[BEGIN]
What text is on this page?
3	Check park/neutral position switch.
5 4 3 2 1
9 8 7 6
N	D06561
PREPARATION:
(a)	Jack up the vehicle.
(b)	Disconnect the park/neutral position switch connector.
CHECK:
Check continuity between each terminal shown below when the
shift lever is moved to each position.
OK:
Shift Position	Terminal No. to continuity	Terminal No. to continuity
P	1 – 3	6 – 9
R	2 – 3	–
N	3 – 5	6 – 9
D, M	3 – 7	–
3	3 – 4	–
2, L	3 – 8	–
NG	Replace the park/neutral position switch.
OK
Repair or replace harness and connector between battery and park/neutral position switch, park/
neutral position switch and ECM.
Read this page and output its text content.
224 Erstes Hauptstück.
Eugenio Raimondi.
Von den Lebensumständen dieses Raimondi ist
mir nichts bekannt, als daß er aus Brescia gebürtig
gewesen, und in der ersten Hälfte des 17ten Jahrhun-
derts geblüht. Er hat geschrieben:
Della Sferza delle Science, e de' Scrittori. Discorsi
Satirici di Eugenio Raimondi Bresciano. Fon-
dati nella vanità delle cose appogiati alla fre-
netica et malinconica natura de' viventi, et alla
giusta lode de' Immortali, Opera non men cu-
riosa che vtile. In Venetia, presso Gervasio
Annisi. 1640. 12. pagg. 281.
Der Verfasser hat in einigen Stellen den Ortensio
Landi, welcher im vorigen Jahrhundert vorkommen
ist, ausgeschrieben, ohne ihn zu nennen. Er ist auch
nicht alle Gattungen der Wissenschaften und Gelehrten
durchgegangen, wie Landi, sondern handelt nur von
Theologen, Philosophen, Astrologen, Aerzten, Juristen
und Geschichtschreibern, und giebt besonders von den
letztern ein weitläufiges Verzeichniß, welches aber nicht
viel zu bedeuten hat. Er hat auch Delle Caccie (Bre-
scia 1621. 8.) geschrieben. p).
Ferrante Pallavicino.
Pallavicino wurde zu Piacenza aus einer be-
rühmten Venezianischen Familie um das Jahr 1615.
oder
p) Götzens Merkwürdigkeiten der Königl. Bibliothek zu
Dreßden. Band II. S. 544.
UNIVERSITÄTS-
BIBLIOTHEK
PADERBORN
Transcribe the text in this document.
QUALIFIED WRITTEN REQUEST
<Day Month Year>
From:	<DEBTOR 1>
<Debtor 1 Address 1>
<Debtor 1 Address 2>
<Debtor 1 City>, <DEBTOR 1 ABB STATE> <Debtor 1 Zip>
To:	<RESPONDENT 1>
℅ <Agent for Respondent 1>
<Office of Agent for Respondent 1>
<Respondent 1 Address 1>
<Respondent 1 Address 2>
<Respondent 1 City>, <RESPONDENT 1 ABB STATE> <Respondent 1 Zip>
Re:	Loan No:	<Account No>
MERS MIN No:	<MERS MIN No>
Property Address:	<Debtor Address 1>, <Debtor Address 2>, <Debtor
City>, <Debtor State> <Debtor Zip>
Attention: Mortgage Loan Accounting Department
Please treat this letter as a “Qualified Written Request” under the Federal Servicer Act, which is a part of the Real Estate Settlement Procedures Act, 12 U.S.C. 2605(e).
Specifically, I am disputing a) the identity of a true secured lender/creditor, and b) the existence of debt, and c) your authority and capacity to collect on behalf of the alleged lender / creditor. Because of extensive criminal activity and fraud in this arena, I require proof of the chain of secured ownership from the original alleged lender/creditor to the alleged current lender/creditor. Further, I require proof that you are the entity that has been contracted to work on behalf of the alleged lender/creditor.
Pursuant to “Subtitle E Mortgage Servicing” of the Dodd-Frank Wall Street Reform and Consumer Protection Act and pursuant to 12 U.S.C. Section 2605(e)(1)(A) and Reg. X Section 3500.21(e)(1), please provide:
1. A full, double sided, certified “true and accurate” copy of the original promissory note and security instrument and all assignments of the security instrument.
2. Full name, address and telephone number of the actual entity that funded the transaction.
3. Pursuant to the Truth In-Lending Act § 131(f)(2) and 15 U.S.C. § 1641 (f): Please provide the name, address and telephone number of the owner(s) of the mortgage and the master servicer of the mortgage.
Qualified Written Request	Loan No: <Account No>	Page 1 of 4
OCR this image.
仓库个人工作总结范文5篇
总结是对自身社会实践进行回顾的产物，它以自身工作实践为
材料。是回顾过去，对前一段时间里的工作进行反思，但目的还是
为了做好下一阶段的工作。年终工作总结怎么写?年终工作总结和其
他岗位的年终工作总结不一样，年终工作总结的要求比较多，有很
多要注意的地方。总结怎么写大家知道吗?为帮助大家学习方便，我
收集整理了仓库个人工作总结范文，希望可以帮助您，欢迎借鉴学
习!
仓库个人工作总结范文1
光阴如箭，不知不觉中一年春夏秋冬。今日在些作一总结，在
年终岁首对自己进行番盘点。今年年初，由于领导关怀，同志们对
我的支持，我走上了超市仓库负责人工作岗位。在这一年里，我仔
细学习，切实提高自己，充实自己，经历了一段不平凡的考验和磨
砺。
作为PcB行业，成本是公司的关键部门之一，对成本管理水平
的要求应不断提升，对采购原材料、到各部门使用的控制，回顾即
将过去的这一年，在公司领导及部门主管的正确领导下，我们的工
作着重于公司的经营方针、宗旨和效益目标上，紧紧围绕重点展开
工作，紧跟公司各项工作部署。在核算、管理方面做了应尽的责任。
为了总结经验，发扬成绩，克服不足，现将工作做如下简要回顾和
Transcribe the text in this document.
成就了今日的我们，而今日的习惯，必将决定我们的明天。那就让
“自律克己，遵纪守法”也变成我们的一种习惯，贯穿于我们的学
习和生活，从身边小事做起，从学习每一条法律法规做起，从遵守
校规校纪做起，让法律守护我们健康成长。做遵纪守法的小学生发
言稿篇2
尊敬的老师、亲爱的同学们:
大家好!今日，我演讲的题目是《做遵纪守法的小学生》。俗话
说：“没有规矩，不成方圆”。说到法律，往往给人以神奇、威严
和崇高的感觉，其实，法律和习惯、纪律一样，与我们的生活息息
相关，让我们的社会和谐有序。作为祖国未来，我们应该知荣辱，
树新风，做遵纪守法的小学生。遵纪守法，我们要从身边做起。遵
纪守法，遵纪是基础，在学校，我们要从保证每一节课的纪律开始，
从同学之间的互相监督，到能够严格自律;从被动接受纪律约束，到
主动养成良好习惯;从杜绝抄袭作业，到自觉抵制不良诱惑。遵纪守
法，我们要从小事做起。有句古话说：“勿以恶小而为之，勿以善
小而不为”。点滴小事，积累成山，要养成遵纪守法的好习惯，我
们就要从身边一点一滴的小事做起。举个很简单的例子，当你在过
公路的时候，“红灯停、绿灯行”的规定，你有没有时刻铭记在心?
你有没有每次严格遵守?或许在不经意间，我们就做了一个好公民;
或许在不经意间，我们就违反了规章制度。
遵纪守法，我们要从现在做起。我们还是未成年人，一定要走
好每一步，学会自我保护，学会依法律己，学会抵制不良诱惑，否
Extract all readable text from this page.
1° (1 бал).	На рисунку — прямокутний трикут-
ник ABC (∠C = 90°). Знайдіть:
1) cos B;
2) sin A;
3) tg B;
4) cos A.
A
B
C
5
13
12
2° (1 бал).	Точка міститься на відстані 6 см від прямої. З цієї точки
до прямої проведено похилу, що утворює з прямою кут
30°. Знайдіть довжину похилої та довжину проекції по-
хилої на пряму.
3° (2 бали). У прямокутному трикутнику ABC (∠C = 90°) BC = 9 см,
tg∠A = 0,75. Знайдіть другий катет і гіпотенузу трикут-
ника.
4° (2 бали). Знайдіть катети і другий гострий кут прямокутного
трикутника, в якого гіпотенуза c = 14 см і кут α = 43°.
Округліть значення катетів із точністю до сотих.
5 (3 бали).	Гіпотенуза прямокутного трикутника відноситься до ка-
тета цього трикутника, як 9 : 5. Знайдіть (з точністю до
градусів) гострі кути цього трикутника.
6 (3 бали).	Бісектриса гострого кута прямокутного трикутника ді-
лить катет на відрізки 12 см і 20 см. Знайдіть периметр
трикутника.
[END]
Aim:
Tally every line of the data that holds the word "或许在不经意间" and write the count alone.

Solution:
2